In the entries below, find the lines that contain the word "screenshot" and copy them.
* BEGIN AVAILABLE DATA *
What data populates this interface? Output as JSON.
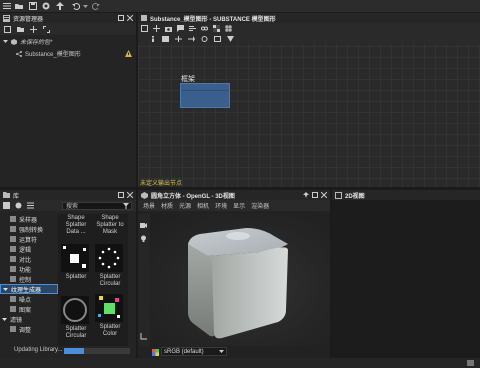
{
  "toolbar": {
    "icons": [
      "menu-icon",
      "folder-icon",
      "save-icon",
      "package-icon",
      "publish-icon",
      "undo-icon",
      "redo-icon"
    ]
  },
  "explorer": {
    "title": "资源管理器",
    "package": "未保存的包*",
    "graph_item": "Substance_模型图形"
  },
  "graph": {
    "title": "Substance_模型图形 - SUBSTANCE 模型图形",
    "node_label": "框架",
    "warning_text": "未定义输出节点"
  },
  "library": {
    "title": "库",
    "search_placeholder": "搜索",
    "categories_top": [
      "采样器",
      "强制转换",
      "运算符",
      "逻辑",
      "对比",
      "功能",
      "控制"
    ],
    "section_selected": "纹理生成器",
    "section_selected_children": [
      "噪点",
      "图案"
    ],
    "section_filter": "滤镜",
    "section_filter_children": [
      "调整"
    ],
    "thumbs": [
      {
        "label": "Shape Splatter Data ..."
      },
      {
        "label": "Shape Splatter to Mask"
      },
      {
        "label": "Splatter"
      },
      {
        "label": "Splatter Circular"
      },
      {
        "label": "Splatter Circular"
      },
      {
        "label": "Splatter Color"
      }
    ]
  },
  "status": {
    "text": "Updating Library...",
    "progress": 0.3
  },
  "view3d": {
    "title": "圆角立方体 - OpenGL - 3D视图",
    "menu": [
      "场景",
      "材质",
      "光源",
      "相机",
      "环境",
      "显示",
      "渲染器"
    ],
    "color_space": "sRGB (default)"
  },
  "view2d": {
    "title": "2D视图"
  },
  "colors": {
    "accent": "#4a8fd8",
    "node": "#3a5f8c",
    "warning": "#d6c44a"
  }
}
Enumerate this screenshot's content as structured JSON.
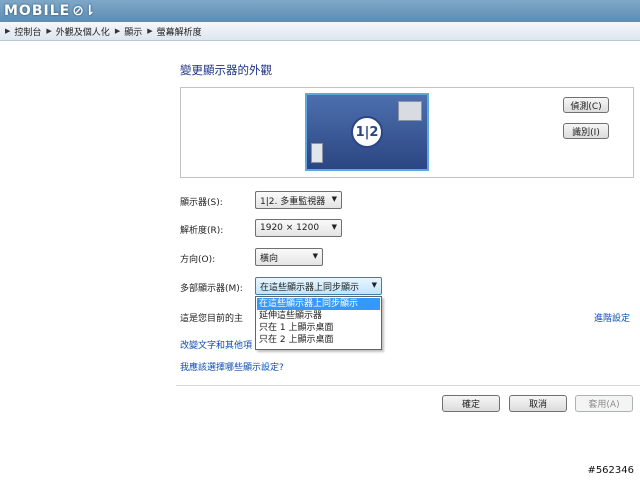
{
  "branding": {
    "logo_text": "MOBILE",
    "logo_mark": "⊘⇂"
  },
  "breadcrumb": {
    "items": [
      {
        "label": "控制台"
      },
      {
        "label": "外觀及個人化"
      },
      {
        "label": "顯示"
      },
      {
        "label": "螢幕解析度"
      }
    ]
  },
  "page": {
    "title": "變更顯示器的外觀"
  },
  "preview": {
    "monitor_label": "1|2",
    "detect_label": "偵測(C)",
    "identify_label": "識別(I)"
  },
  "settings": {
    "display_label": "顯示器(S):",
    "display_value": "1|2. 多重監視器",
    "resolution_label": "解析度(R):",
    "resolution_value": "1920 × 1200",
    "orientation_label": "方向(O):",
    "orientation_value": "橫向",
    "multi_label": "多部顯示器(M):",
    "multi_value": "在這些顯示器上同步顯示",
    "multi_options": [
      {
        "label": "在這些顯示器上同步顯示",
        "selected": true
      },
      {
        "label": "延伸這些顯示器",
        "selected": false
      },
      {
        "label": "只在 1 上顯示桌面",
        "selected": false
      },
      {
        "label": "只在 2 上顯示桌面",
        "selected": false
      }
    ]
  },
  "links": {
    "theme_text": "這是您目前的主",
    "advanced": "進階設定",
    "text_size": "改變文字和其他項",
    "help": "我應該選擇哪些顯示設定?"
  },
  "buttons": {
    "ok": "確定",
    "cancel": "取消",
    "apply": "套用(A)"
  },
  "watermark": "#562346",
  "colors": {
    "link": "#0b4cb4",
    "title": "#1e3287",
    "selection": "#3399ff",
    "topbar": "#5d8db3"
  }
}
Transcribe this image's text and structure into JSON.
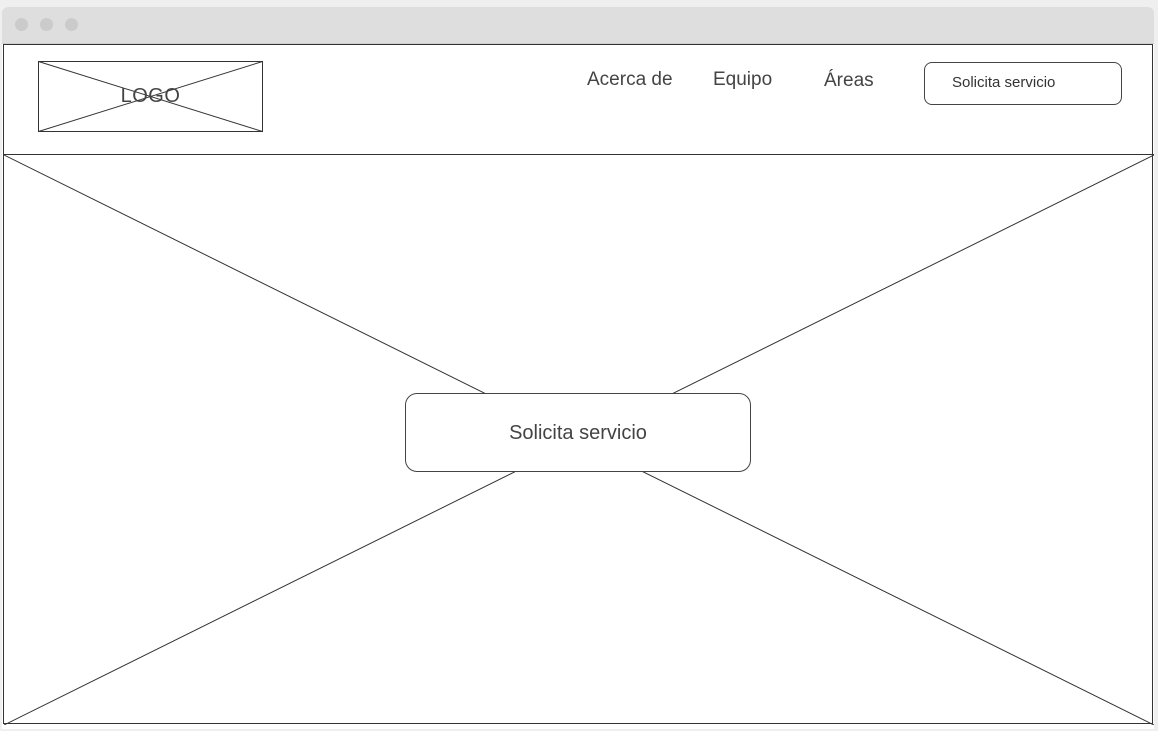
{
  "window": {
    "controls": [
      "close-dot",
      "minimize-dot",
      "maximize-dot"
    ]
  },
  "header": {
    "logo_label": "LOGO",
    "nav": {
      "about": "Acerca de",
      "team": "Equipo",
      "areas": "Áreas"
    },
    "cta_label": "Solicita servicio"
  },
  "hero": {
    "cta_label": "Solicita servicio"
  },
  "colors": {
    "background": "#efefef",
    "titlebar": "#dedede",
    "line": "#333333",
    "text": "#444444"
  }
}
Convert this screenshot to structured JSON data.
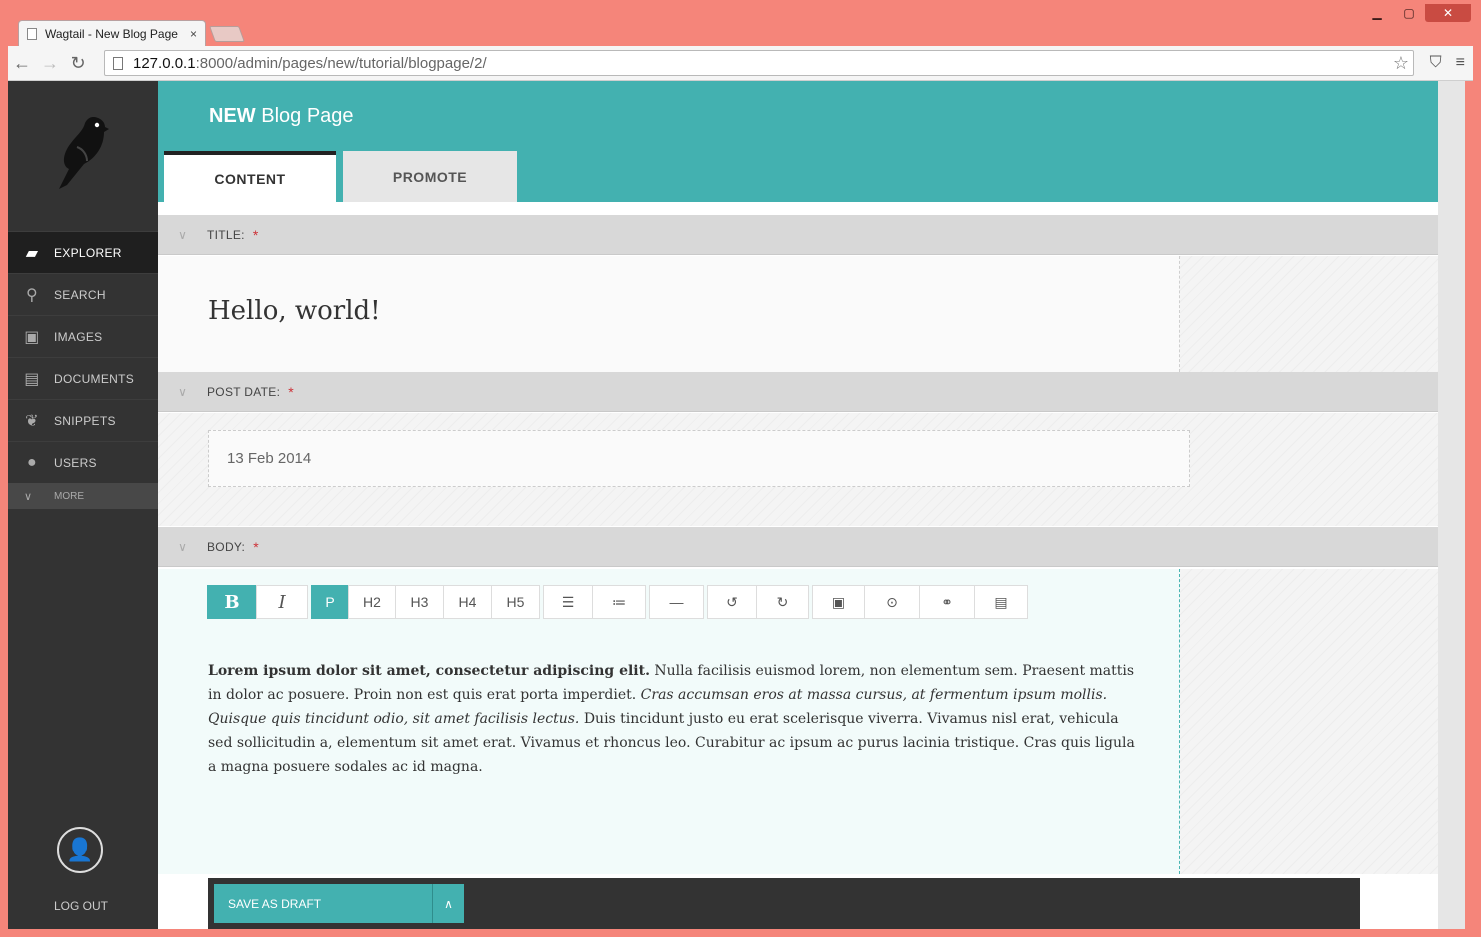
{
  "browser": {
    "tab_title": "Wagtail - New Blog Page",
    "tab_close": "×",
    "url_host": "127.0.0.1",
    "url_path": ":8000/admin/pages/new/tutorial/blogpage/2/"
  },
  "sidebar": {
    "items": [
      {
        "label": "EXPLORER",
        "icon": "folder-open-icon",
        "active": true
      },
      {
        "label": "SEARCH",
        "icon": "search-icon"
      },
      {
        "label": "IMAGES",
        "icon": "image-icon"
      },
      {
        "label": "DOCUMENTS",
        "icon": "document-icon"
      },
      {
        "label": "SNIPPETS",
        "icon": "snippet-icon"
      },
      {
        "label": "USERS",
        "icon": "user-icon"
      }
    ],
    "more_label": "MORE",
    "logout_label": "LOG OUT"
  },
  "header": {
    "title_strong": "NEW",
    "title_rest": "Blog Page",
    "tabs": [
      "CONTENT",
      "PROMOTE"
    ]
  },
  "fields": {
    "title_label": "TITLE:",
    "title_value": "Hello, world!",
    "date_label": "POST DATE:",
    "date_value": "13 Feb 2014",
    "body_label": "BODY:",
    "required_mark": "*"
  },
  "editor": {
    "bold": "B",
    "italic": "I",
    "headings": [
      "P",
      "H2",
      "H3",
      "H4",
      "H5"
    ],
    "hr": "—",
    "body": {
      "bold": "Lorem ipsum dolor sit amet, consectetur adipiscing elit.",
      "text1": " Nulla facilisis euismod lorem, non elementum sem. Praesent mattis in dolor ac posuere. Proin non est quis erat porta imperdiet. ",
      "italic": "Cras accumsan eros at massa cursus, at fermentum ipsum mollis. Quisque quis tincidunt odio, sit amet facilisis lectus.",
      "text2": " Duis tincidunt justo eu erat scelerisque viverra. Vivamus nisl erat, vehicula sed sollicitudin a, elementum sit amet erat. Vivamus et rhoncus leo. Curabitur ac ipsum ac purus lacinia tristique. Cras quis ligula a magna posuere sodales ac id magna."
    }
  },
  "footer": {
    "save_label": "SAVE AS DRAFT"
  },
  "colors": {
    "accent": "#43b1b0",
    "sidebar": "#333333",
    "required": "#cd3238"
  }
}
* END AVAILABLE DATA *
* BEGIN AVAILABLE DATA *
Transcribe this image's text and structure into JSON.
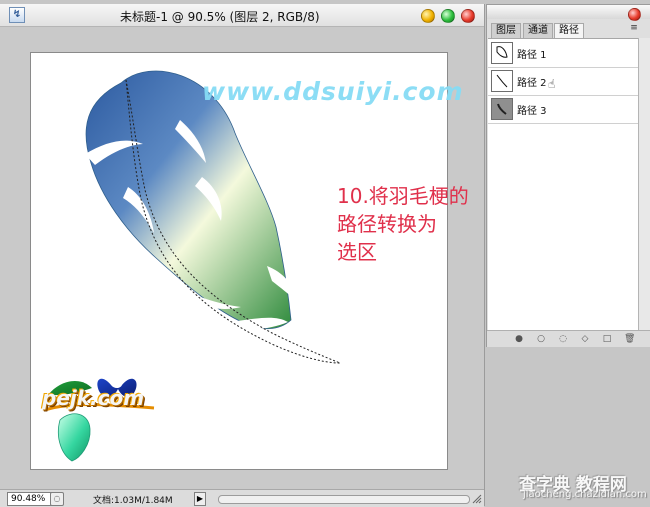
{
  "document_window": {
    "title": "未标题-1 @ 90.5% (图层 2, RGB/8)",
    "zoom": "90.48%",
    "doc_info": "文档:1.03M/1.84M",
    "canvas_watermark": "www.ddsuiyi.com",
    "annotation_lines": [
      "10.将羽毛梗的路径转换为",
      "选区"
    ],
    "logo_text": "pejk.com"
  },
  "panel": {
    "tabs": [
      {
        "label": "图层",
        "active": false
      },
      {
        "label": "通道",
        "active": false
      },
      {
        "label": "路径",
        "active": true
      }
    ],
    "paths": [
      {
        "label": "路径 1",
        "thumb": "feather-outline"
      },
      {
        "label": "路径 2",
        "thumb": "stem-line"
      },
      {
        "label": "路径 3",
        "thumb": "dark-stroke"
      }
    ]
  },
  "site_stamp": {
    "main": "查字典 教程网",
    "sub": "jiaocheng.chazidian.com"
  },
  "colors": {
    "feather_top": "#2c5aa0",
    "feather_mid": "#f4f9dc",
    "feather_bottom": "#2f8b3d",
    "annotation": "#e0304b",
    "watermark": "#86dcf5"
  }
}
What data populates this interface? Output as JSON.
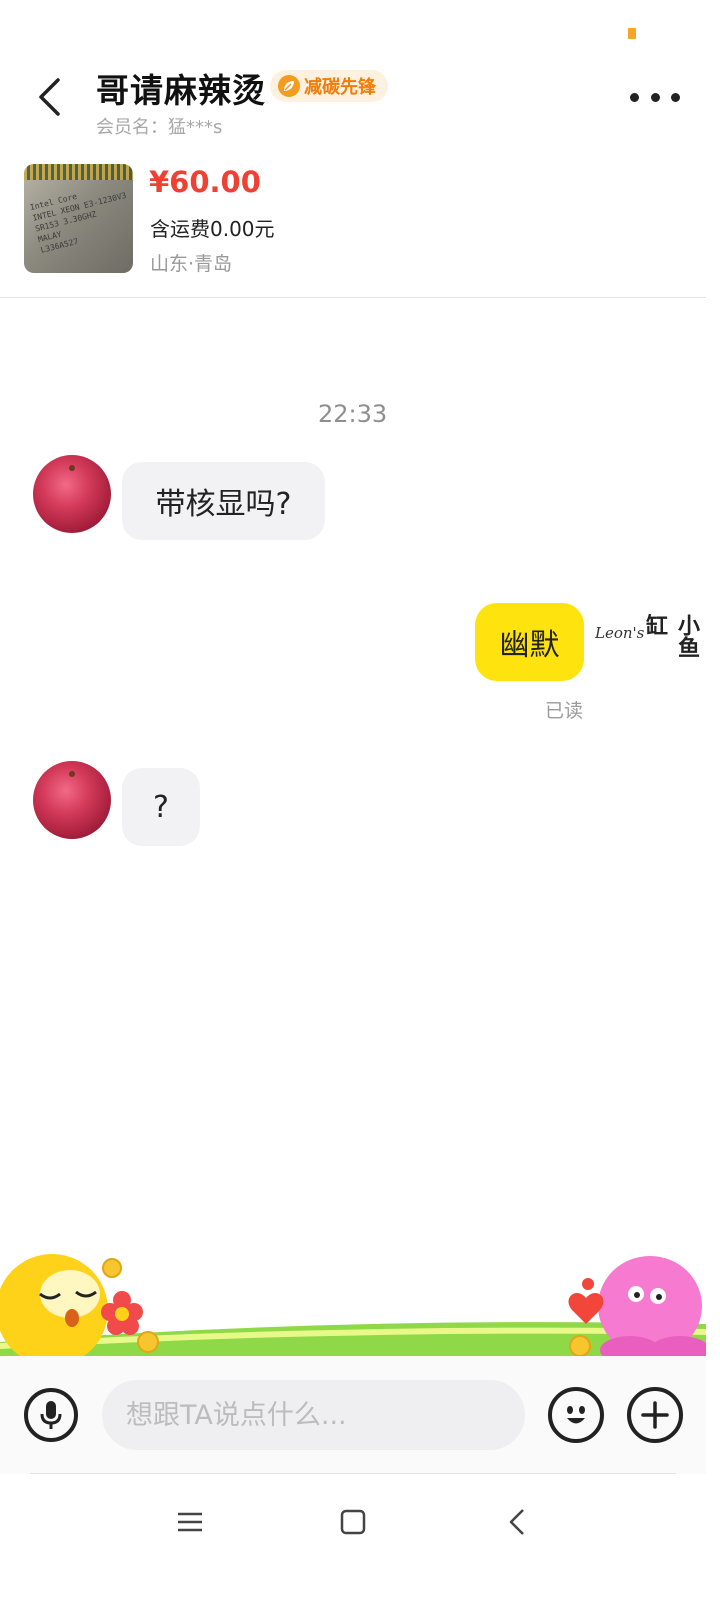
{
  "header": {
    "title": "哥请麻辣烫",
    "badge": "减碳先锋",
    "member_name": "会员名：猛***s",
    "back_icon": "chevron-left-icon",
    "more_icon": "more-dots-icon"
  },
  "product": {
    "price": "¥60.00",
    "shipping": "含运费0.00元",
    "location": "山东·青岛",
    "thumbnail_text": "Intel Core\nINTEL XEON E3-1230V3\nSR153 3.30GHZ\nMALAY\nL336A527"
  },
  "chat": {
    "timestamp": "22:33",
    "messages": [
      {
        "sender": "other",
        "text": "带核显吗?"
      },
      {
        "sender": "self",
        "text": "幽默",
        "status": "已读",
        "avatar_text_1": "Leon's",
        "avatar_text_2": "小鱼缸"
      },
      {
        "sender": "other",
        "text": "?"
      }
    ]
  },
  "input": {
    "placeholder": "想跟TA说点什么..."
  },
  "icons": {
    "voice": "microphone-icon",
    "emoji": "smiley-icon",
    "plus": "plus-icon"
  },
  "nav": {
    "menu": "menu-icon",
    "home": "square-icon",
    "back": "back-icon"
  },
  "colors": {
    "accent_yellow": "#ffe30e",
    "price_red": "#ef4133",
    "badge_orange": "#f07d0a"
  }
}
* END AVAILABLE DATA *
* BEGIN AVAILABLE DATA *
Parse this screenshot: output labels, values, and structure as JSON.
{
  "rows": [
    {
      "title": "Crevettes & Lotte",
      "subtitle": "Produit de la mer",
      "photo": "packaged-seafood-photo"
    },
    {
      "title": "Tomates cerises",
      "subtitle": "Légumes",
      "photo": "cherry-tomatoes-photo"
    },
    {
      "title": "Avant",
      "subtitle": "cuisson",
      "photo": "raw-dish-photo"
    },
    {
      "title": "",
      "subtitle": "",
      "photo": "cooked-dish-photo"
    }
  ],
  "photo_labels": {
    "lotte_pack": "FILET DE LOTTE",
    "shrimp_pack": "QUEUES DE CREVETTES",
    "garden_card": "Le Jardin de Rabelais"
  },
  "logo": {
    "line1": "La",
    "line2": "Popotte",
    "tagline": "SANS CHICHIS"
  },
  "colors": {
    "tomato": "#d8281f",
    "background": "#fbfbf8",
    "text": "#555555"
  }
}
* END AVAILABLE DATA *
**THE RESULT**:
Enumerate this screenshot's content as structured JSON.
Convert this screenshot to structured JSON data.
Parse this screenshot: output labels, values, and structure as JSON.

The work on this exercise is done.